**** Supplied material

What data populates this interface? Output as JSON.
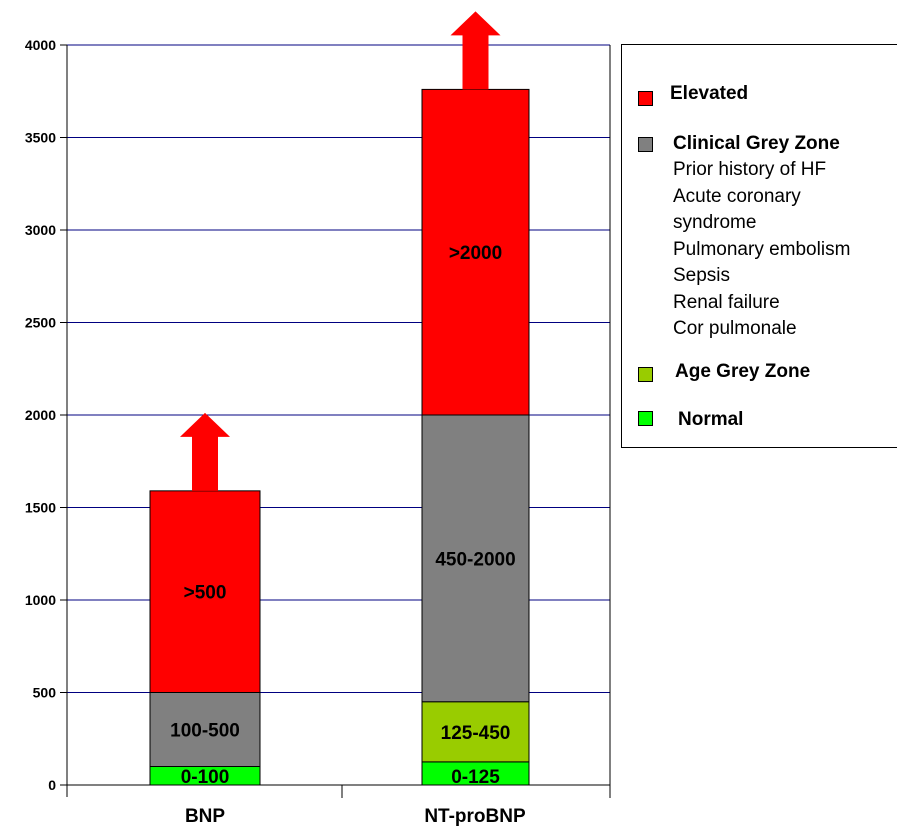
{
  "chart_data": {
    "type": "bar",
    "stacked": true,
    "ylim": [
      0,
      4000
    ],
    "yticks": [
      "0",
      "500",
      "1000",
      "1500",
      "2000",
      "2500",
      "3000",
      "3500",
      "4000"
    ],
    "grid": true,
    "legend_position": "right",
    "categories": [
      {
        "label": "BNP",
        "segments": [
          {
            "category": "normal",
            "from": 0,
            "to": 100,
            "label": "0-100"
          },
          {
            "category": "clinical_grey",
            "from": 100,
            "to": 500,
            "label": "100-500"
          },
          {
            "category": "elevated",
            "from": 500,
            "to": 1590,
            "label": ">500"
          }
        ],
        "arrow": true
      },
      {
        "label": "NT-proBNP",
        "segments": [
          {
            "category": "normal",
            "from": 0,
            "to": 125,
            "label": "0-125"
          },
          {
            "category": "age_grey",
            "from": 125,
            "to": 450,
            "label": "125-450"
          },
          {
            "category": "clinical_grey",
            "from": 450,
            "to": 2000,
            "label": "450-2000"
          },
          {
            "category": "elevated",
            "from": 2000,
            "to": 3760,
            "label": ">2000"
          }
        ],
        "arrow": true
      }
    ],
    "colors": {
      "elevated": "#ff0000",
      "clinical_grey": "#808080",
      "age_grey": "#99cc00",
      "normal": "#00ff00",
      "grid": "#000080",
      "arrow": "#ff0000"
    },
    "legend": [
      {
        "key": "elevated",
        "title": "Elevated",
        "items": []
      },
      {
        "key": "clinical_grey",
        "title": "Clinical Grey Zone",
        "items": [
          "Prior history of HF",
          "Acute coronary",
          "syndrome",
          "Pulmonary embolism",
          "Sepsis",
          "Renal failure",
          "Cor pulmonale"
        ]
      },
      {
        "key": "age_grey",
        "title": "Age Grey Zone",
        "items": []
      },
      {
        "key": "normal",
        "title": "Normal",
        "items": []
      }
    ]
  }
}
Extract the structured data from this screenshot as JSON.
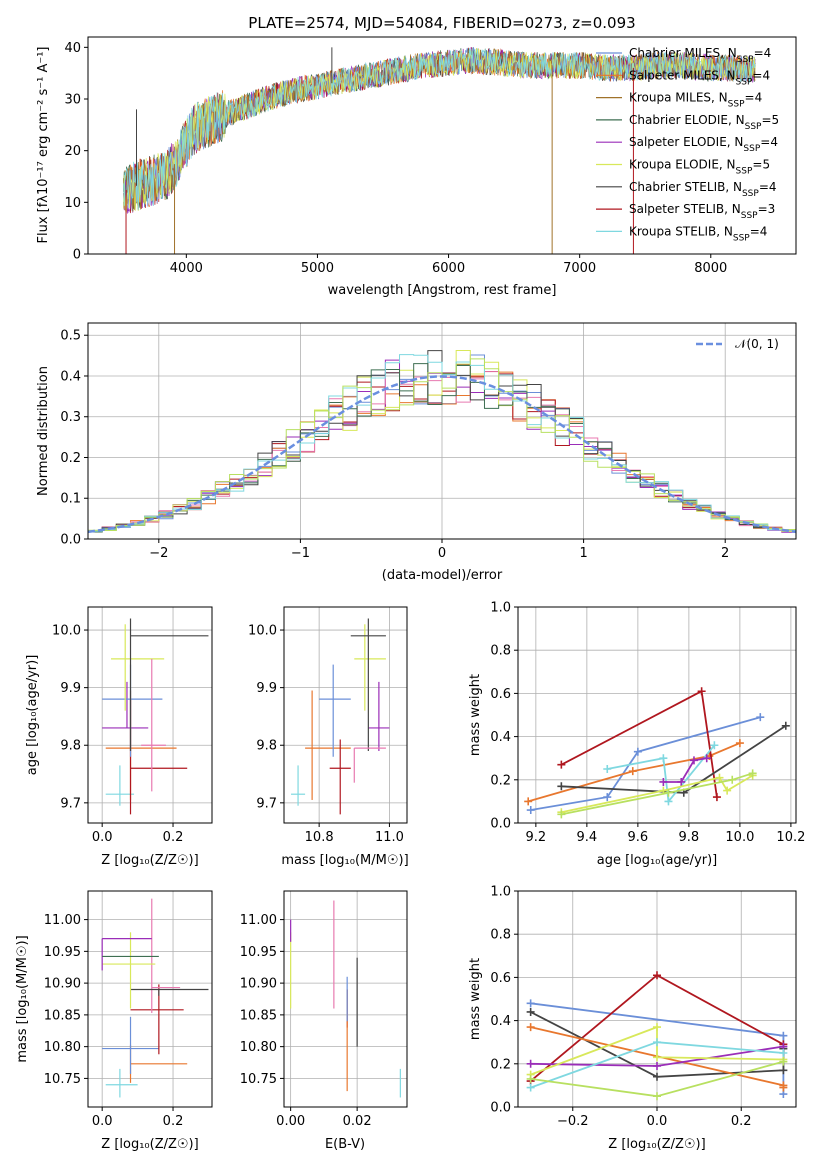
{
  "colors": {
    "Chabrier MILES": "#6b8fd8",
    "Salpeter MILES": "#e8772e",
    "Kroupa MILES": "#a0722a",
    "Chabrier ELODIE": "#3f6f52",
    "Salpeter ELODIE": "#9a2db8",
    "Kroupa ELODIE": "#d8e85a",
    "Chabrier STELIB": "#444444",
    "Salpeter STELIB": "#b0171f",
    "Kroupa STELIB": "#7fd8e0",
    "extra_pink": "#e87ab0",
    "extra_green": "#b8e060",
    "gaussian": "#6a8fdf"
  },
  "chart_data": [
    {
      "id": "spectrum",
      "type": "line",
      "title": "PLATE=2574, MJD=54084, FIBERID=0273, z=0.093",
      "xlabel": "wavelength [Angstrom, rest frame]",
      "ylabel": "Flux [fλ10⁻¹⁷ erg cm⁻² s⁻¹ A⁻¹]",
      "xlim": [
        3250,
        8650
      ],
      "ylim": [
        0,
        42
      ],
      "xticks": [
        "4000",
        "5000",
        "6000",
        "7000",
        "8000"
      ],
      "yticks": [
        "0",
        "10",
        "20",
        "30",
        "40"
      ],
      "legend": [
        "Chabrier MILES, N_SSP=4",
        "Salpeter MILES, N_SSP=4",
        "Kroupa MILES, N_SSP=4",
        "Chabrier ELODIE, N_SSP=5",
        "Salpeter ELODIE, N_SSP=4",
        "Kroupa ELODIE, N_SSP=5",
        "Chabrier STELIB, N_SSP=4",
        "Salpeter STELIB, N_SSP=3",
        "Kroupa STELIB, N_SSP=4"
      ],
      "continuum": {
        "x": [
          3500,
          3700,
          3850,
          3950,
          4050,
          4200,
          4400,
          4600,
          4800,
          5000,
          5200,
          5400,
          5600,
          5800,
          6000,
          6200,
          6400,
          6600,
          6800,
          7000,
          7200,
          7400,
          7600,
          7800,
          8000,
          8200,
          8350
        ],
        "y": [
          12,
          14,
          15,
          19,
          24,
          26,
          28,
          30,
          31.5,
          32.5,
          33.5,
          34.5,
          35.5,
          36.5,
          37,
          37.5,
          37,
          36.5,
          36.5,
          36.5,
          36,
          36,
          36.5,
          36.5,
          36,
          36,
          35.5
        ]
      }
    },
    {
      "id": "residuals",
      "type": "line",
      "xlabel": "(data-model)/error",
      "ylabel": "Normed distribution",
      "xlim": [
        -2.5,
        2.5
      ],
      "ylim": [
        0,
        0.53
      ],
      "xticks": [
        "−2",
        "−1",
        "0",
        "1",
        "2"
      ],
      "yticks": [
        "0.0",
        "0.1",
        "0.2",
        "0.3",
        "0.4",
        "0.5"
      ],
      "legend_label": "𝒩(0, 1)",
      "histogram_bins": 50
    },
    {
      "id": "age-vs-Z",
      "type": "scatter",
      "xlabel": "Z [log₁₀(Z/Z☉)]",
      "ylabel": "age  [log₁₀(age/yr)]",
      "xlim": [
        -0.04,
        0.31
      ],
      "ylim": [
        9.665,
        10.04
      ],
      "xticks": [
        "0.0",
        "0.2"
      ],
      "yticks": [
        "9.7",
        "9.8",
        "9.9",
        "10.0"
      ],
      "points": [
        {
          "color": "#7fd8e0",
          "x": 0.05,
          "xerr": [
            0.04,
            0.04
          ],
          "y": 9.715,
          "yerr": [
            0.02,
            0.05
          ]
        },
        {
          "color": "#e8772e",
          "x": 0.08,
          "xerr": [
            0.07,
            0.13
          ],
          "y": 9.795,
          "yerr": [
            0.09,
            0.1
          ]
        },
        {
          "color": "#b0171f",
          "x": 0.08,
          "xerr": [
            0.0,
            0.16
          ],
          "y": 9.76,
          "yerr": [
            0.08,
            0.12
          ]
        },
        {
          "color": "#9a2db8",
          "x": 0.07,
          "xerr": [
            0.07,
            0.06
          ],
          "y": 9.83,
          "yerr": [
            0.0,
            0.08
          ]
        },
        {
          "color": "#6b8fd8",
          "x": 0.08,
          "xerr": [
            0.08,
            0.09
          ],
          "y": 9.88,
          "yerr": [
            0.1,
            0.06
          ]
        },
        {
          "color": "#d8e85a",
          "x": 0.065,
          "xerr": [
            0.04,
            0.11
          ],
          "y": 9.95,
          "yerr": [
            0.09,
            0.06
          ]
        },
        {
          "color": "#444444",
          "x": 0.08,
          "xerr": [
            0.0,
            0.22
          ],
          "y": 9.99,
          "yerr": [
            0.2,
            0.03
          ]
        },
        {
          "color": "#e87ab0",
          "x": 0.14,
          "xerr": [
            0.03,
            0.04
          ],
          "y": 9.8,
          "yerr": [
            0.08,
            0.15
          ]
        }
      ]
    },
    {
      "id": "age-vs-mass",
      "type": "scatter",
      "xlabel": "mass [log₁₀(M/M☉)]",
      "xlim": [
        10.7,
        11.05
      ],
      "ylim": [
        9.665,
        10.04
      ],
      "xticks": [
        "10.8",
        "11.0"
      ],
      "yticks": [
        "9.7",
        "9.8",
        "9.9",
        "10.0"
      ],
      "points": [
        {
          "color": "#7fd8e0",
          "x": 10.74,
          "xerr": [
            0.02,
            0.02
          ],
          "y": 9.715,
          "yerr": [
            0.02,
            0.05
          ]
        },
        {
          "color": "#e8772e",
          "x": 10.78,
          "xerr": [
            0.02,
            0.11
          ],
          "y": 9.795,
          "yerr": [
            0.09,
            0.1
          ]
        },
        {
          "color": "#b0171f",
          "x": 10.86,
          "xerr": [
            0.03,
            0.03
          ],
          "y": 9.76,
          "yerr": [
            0.08,
            0.05
          ]
        },
        {
          "color": "#9a2db8",
          "x": 10.97,
          "xerr": [
            0.03,
            0.03
          ],
          "y": 9.83,
          "yerr": [
            0.04,
            0.08
          ]
        },
        {
          "color": "#6b8fd8",
          "x": 10.84,
          "xerr": [
            0.04,
            0.05
          ],
          "y": 9.88,
          "yerr": [
            0.1,
            0.06
          ]
        },
        {
          "color": "#d8e85a",
          "x": 10.93,
          "xerr": [
            0.03,
            0.06
          ],
          "y": 9.95,
          "yerr": [
            0.09,
            0.06
          ]
        },
        {
          "color": "#444444",
          "x": 10.94,
          "xerr": [
            0.05,
            0.05
          ],
          "y": 9.99,
          "yerr": [
            0.2,
            0.03
          ]
        },
        {
          "color": "#e87ab0",
          "x": 10.9,
          "xerr": [
            0.0,
            0.09
          ],
          "y": 9.795,
          "yerr": [
            0.06,
            0.0
          ]
        }
      ]
    },
    {
      "id": "mass-weight-vs-age",
      "type": "line",
      "xlabel": "age  [log₁₀(age/yr)]",
      "ylabel": "mass weight",
      "xlim": [
        9.13,
        10.22
      ],
      "ylim": [
        0.0,
        1.0
      ],
      "xticks": [
        "9.2",
        "9.4",
        "9.6",
        "9.8",
        "10.0",
        "10.2"
      ],
      "yticks": [
        "0.0",
        "0.2",
        "0.4",
        "0.6",
        "0.8",
        "1.0"
      ],
      "series": [
        {
          "color": "#6b8fd8",
          "x": [
            9.18,
            9.48,
            9.6,
            10.08
          ],
          "y": [
            0.06,
            0.12,
            0.33,
            0.49
          ]
        },
        {
          "color": "#e8772e",
          "x": [
            9.17,
            9.58,
            9.88,
            10.0
          ],
          "y": [
            0.1,
            0.24,
            0.31,
            0.37
          ]
        },
        {
          "color": "#b0171f",
          "x": [
            9.3,
            9.85,
            9.91
          ],
          "y": [
            0.27,
            0.61,
            0.12
          ]
        },
        {
          "color": "#444444",
          "x": [
            9.3,
            9.78,
            10.18
          ],
          "y": [
            0.17,
            0.14,
            0.45
          ]
        },
        {
          "color": "#7fd8e0",
          "x": [
            9.48,
            9.7,
            9.72,
            9.9
          ],
          "y": [
            0.25,
            0.3,
            0.1,
            0.36
          ]
        },
        {
          "color": "#9a2db8",
          "x": [
            9.7,
            9.77,
            9.82,
            9.87
          ],
          "y": [
            0.19,
            0.19,
            0.29,
            0.3
          ]
        },
        {
          "color": "#d8e85a",
          "x": [
            9.3,
            9.7,
            9.92,
            9.95,
            10.05
          ],
          "y": [
            0.05,
            0.15,
            0.21,
            0.15,
            0.22
          ]
        },
        {
          "color": "#b8e060",
          "x": [
            9.3,
            9.72,
            9.97,
            10.05
          ],
          "y": [
            0.04,
            0.14,
            0.2,
            0.23
          ]
        }
      ]
    },
    {
      "id": "mass-vs-Z",
      "type": "scatter",
      "xlabel": "Z [log₁₀(Z/Z☉)]",
      "ylabel": "mass [log₁₀(M/M☉)]",
      "xlim": [
        -0.04,
        0.31
      ],
      "ylim": [
        10.705,
        11.045
      ],
      "xticks": [
        "0.0",
        "0.2"
      ],
      "yticks": [
        "10.75",
        "10.80",
        "10.85",
        "10.90",
        "10.95",
        "11.00"
      ],
      "points": [
        {
          "color": "#7fd8e0",
          "x": 0.05,
          "xerr": [
            0.04,
            0.05
          ],
          "y": 10.74,
          "yerr": [
            0.02,
            0.025
          ]
        },
        {
          "color": "#e8772e",
          "x": 0.08,
          "xerr": [
            0.0,
            0.16
          ],
          "y": 10.773,
          "yerr": [
            0.03,
            0.03
          ]
        },
        {
          "color": "#6b8fd8",
          "x": 0.08,
          "xerr": [
            0.08,
            0.08
          ],
          "y": 10.797,
          "yerr": [
            0.04,
            0.05
          ]
        },
        {
          "color": "#b0171f",
          "x": 0.16,
          "xerr": [
            0.08,
            0.07
          ],
          "y": 10.858,
          "yerr": [
            0.07,
            0.04
          ]
        },
        {
          "color": "#e87ab0",
          "x": 0.14,
          "xerr": [
            0.0,
            0.08
          ],
          "y": 10.893,
          "yerr": [
            0.04,
            0.14
          ]
        },
        {
          "color": "#444444",
          "x": 0.16,
          "xerr": [
            0.08,
            0.14
          ],
          "y": 10.89,
          "yerr": [
            0.01,
            0.0
          ]
        },
        {
          "color": "#d8e85a",
          "x": 0.08,
          "xerr": [
            0.08,
            0.07
          ],
          "y": 10.93,
          "yerr": [
            0.07,
            0.05
          ]
        },
        {
          "color": "#9a2db8",
          "x": 0.0,
          "xerr": [
            0.0,
            0.14
          ],
          "y": 10.97,
          "yerr": [
            0.05,
            0.0
          ]
        },
        {
          "color": "#3f6f52",
          "x": 0.08,
          "xerr": [
            0.08,
            0.08
          ],
          "y": 10.942,
          "yerr": [
            0.0,
            0.0
          ]
        }
      ]
    },
    {
      "id": "mass-vs-EBV",
      "type": "scatter",
      "xlabel": "E(B-V)",
      "xlim": [
        -0.002,
        0.035
      ],
      "ylim": [
        10.705,
        11.045
      ],
      "xticks": [
        "0.00",
        "0.02"
      ],
      "yticks": [
        "10.75",
        "10.80",
        "10.85",
        "10.90",
        "10.95",
        "11.00"
      ],
      "points": [
        {
          "color": "#d8e85a",
          "x": 0.0,
          "y": 10.93,
          "yerr": [
            0.07,
            0.05
          ]
        },
        {
          "color": "#e87ab0",
          "x": 0.013,
          "y": 10.95,
          "yerr": [
            0.09,
            0.08
          ]
        },
        {
          "color": "#b0171f",
          "x": 0.017,
          "y": 10.86,
          "yerr": [
            0.03,
            0.03
          ]
        },
        {
          "color": "#e8772e",
          "x": 0.017,
          "y": 10.8,
          "yerr": [
            0.07,
            0.09
          ]
        },
        {
          "color": "#6b8fd8",
          "x": 0.017,
          "y": 10.87,
          "yerr": [
            0.03,
            0.04
          ]
        },
        {
          "color": "#444444",
          "x": 0.02,
          "y": 10.87,
          "yerr": [
            0.07,
            0.07
          ]
        },
        {
          "color": "#7fd8e0",
          "x": 0.033,
          "y": 10.74,
          "yerr": [
            0.02,
            0.025
          ]
        },
        {
          "color": "#9a2db8",
          "x": 0.0,
          "y": 10.98,
          "yerr": [
            0.015,
            0.02
          ]
        }
      ]
    },
    {
      "id": "mass-weight-vs-Z",
      "type": "line",
      "xlabel": "Z [log₁₀(Z/Z☉)]",
      "ylabel": "mass weight",
      "xlim": [
        -0.33,
        0.33
      ],
      "ylim": [
        0.0,
        1.0
      ],
      "xticks": [
        "−0.2",
        "0.0",
        "0.2"
      ],
      "yticks": [
        "0.0",
        "0.2",
        "0.4",
        "0.6",
        "0.8",
        "1.0"
      ],
      "series": [
        {
          "color": "#6b8fd8",
          "x": [
            -0.3,
            0.3,
            0.3
          ],
          "y": [
            0.48,
            0.33,
            0.06
          ]
        },
        {
          "color": "#b0171f",
          "x": [
            -0.3,
            0.0,
            0.3
          ],
          "y": [
            0.12,
            0.61,
            0.29
          ]
        },
        {
          "color": "#444444",
          "x": [
            -0.3,
            0.0,
            0.3,
            0.3
          ],
          "y": [
            0.44,
            0.14,
            0.17,
            0.27
          ]
        },
        {
          "color": "#e8772e",
          "x": [
            -0.3,
            0.3,
            0.3
          ],
          "y": [
            0.37,
            0.1,
            0.09
          ]
        },
        {
          "color": "#9a2db8",
          "x": [
            -0.3,
            0.0,
            0.3
          ],
          "y": [
            0.2,
            0.19,
            0.28
          ]
        },
        {
          "color": "#d8e85a",
          "x": [
            -0.3,
            0.0,
            0.0,
            0.3
          ],
          "y": [
            0.15,
            0.37,
            0.23,
            0.22
          ]
        },
        {
          "color": "#7fd8e0",
          "x": [
            -0.3,
            0.0,
            0.3
          ],
          "y": [
            0.09,
            0.3,
            0.25
          ]
        },
        {
          "color": "#b8e060",
          "x": [
            -0.3,
            0.0,
            0.3
          ],
          "y": [
            0.13,
            0.05,
            0.21
          ]
        }
      ]
    }
  ]
}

********

Work to do: Copy each line of the entries that includes the word "STELIB".

Response to this task:
    "Chabrier STELIB": "#444444",
    "Salpeter STELIB": "#b0171f",
    "Kroupa STELIB": "#7fd8e0",
        "Chabrier STELIB, N_SSP=4",
        "Salpeter STELIB, N_SSP=3",
        "Kroupa STELIB, N_SSP=4"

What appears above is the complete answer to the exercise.